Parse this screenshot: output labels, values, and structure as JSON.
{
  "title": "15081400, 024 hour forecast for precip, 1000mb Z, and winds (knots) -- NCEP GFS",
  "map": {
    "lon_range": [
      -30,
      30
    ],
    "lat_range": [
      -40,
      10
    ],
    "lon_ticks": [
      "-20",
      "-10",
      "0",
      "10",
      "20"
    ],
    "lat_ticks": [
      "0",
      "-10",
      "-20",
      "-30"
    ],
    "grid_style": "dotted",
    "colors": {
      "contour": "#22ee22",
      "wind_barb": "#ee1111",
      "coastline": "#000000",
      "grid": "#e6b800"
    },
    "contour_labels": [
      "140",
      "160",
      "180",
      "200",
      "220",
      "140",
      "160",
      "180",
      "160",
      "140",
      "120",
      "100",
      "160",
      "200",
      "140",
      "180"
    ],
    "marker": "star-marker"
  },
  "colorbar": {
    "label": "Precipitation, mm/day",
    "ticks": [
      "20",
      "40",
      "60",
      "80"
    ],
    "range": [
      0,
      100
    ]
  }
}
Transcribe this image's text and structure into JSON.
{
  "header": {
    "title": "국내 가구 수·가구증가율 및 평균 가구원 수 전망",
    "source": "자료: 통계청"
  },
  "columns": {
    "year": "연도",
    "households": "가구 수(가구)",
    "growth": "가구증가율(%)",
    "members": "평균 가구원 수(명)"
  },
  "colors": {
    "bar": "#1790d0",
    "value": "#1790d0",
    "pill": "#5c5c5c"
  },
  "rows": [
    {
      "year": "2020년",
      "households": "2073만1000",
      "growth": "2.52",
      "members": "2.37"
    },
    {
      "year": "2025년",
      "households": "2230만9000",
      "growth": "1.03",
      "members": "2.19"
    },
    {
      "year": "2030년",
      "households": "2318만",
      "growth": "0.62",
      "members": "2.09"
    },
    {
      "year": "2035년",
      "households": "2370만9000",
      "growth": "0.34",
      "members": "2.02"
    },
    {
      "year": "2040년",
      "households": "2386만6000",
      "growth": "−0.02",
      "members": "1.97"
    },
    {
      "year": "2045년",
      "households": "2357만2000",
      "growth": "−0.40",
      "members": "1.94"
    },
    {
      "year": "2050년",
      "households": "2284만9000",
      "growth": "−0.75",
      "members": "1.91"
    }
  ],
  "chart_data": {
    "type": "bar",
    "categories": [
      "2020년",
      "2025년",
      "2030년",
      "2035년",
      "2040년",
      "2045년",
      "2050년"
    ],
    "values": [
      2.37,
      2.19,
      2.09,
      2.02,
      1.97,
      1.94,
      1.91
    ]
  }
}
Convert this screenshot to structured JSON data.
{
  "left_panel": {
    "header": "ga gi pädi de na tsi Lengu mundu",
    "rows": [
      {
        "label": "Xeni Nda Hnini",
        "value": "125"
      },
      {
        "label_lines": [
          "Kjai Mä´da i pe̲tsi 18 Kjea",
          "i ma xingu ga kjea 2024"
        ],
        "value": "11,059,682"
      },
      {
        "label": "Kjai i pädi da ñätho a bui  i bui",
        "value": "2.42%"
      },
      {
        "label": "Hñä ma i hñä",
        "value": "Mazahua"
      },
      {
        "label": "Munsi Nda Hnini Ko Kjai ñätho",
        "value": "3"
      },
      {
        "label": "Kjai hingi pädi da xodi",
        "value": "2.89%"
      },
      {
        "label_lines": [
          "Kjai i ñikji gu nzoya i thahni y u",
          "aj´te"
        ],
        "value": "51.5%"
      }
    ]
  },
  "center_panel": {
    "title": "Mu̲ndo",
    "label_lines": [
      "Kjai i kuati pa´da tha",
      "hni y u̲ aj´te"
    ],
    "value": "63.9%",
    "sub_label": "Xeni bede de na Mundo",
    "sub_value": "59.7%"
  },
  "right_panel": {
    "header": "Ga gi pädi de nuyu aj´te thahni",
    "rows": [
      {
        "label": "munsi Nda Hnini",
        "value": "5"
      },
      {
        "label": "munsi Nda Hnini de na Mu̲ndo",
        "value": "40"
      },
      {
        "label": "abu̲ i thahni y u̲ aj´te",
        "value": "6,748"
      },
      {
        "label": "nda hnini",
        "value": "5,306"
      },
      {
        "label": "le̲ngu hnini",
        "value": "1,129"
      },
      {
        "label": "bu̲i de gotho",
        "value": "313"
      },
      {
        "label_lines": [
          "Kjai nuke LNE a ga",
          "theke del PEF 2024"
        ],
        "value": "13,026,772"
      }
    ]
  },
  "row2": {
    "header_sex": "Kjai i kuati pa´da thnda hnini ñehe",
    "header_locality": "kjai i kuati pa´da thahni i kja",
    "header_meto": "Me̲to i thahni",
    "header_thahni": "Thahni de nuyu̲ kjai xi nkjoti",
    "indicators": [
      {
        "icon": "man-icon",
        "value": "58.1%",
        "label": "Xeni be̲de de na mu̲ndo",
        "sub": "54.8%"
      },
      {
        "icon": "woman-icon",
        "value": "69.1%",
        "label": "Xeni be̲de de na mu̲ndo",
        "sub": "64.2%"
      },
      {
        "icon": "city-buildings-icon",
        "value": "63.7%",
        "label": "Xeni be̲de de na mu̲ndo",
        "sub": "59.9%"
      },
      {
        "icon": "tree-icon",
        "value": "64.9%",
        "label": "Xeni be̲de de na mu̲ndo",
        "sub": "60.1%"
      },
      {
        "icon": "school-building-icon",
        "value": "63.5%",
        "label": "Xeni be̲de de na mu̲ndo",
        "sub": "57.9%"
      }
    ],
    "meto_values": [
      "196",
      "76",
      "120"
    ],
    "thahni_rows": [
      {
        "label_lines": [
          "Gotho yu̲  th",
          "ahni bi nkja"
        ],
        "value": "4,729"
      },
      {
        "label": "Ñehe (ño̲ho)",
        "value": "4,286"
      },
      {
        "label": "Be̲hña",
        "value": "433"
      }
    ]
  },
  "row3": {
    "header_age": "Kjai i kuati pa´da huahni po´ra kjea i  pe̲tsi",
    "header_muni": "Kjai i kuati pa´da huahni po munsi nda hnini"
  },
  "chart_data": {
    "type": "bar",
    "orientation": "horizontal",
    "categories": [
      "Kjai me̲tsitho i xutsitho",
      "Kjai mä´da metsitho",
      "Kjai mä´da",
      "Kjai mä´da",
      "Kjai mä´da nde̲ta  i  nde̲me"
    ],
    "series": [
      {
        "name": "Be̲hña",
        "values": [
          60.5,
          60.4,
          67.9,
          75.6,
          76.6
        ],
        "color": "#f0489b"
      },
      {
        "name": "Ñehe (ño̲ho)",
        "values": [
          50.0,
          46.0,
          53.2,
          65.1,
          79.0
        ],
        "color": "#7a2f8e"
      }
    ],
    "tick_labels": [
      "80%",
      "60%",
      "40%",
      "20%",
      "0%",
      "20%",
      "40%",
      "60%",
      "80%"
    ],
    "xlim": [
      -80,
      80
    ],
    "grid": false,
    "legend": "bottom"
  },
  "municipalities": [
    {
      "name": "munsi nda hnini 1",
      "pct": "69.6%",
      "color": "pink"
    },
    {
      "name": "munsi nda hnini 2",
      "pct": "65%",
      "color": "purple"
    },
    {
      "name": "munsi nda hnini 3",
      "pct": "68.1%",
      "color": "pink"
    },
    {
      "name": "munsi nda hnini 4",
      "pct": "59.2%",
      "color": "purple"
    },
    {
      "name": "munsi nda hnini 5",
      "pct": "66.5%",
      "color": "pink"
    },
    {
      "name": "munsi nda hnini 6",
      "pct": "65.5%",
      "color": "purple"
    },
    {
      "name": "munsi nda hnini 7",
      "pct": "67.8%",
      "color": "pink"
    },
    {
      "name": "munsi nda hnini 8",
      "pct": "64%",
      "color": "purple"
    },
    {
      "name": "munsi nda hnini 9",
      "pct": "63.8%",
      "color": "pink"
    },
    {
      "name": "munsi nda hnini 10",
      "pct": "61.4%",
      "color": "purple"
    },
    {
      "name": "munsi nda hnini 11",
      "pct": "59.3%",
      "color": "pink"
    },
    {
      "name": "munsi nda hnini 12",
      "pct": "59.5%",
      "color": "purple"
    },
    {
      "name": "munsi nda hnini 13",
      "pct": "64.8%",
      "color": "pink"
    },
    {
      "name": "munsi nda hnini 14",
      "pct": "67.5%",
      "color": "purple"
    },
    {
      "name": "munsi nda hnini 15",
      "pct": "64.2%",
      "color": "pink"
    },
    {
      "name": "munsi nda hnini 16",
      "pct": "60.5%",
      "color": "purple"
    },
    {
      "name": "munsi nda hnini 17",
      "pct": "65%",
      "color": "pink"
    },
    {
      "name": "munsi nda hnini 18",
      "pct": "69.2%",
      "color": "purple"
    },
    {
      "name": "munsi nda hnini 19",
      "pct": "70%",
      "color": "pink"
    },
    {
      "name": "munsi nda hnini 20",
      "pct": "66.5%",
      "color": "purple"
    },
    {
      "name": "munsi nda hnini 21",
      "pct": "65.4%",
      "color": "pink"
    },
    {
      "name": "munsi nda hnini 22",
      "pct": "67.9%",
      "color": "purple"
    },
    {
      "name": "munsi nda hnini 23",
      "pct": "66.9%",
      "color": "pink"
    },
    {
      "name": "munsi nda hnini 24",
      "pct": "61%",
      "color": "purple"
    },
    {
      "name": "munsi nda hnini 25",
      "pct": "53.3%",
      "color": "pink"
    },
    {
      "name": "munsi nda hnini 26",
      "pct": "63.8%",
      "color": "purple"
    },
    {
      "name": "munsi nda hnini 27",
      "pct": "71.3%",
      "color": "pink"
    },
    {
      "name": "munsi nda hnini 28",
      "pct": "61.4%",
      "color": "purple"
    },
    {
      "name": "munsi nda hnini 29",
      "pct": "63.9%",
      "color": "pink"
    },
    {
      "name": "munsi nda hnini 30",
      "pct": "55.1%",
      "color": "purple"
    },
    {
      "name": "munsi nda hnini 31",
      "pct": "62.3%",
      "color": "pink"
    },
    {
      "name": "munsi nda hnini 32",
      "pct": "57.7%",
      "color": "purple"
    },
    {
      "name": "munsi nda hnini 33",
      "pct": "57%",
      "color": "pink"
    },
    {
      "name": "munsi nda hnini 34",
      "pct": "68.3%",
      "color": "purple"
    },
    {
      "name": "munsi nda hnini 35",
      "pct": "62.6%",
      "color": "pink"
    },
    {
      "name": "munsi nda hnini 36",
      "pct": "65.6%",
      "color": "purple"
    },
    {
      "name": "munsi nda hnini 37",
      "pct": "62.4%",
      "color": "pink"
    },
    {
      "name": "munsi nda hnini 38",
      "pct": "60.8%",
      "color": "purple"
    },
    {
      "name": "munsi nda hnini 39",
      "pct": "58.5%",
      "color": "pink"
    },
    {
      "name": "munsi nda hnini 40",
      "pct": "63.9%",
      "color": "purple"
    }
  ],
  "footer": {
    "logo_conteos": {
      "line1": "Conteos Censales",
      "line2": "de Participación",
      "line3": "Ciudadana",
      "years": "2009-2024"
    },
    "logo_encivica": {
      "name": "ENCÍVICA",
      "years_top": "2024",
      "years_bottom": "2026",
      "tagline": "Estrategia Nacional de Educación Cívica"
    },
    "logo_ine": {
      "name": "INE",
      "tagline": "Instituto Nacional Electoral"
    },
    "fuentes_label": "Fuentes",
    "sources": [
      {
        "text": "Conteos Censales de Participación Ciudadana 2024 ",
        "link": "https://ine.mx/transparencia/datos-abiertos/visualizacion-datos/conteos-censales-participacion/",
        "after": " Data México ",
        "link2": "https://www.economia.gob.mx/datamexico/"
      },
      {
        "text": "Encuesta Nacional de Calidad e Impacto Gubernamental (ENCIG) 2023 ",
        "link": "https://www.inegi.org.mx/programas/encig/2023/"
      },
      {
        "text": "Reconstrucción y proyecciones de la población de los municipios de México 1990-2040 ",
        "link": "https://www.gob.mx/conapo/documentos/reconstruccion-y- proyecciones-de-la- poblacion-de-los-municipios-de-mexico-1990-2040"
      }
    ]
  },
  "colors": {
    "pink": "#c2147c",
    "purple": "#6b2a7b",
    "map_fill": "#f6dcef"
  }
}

________

Directions —
In the records above, locate the lines holding the word "JSON". Copy each of them.

Result —
Parse this screenshot: output labels, values, and structure as JSON.
Transcribe this image's text and structure into JSON.
Convert this screenshot to structured JSON data.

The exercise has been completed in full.